start RECORDS FOR PROCESSING
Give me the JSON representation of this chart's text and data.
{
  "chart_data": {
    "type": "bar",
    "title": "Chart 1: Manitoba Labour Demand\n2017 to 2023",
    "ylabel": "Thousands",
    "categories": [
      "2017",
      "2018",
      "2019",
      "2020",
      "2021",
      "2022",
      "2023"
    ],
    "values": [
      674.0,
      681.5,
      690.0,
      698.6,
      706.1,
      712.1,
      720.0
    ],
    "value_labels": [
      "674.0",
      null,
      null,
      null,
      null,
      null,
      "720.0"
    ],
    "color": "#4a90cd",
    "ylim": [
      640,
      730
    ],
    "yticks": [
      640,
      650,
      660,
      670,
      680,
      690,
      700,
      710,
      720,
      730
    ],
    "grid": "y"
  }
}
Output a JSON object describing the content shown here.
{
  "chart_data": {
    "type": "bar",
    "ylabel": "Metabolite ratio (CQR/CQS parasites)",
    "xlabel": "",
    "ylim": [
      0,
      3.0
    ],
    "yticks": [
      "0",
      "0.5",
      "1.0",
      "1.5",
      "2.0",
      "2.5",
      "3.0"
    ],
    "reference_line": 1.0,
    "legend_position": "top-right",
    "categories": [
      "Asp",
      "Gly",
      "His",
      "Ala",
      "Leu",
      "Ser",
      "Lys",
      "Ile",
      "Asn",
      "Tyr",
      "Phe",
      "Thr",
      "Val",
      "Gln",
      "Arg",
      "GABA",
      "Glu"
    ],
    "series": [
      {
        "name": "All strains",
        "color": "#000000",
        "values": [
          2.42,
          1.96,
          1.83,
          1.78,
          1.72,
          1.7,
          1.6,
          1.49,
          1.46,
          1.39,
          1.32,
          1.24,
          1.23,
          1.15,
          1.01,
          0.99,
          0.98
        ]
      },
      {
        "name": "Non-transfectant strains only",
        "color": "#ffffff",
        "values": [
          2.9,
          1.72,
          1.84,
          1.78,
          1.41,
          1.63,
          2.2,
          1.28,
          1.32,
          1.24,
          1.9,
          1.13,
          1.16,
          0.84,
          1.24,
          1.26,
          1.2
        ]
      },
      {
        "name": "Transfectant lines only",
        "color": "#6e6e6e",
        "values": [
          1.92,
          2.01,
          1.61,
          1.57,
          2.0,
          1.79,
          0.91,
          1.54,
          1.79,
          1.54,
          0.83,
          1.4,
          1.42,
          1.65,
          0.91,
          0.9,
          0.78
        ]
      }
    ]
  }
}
end RECORDS FOR PROCESSING
PROBLEM DETAILS:
Copy out every line where the word "ylabel" occurs.

RESULT OF THE TASK:
    "ylabel": "Thousands",
    "ylabel": "Metabolite ratio (CQR/CQS parasites)",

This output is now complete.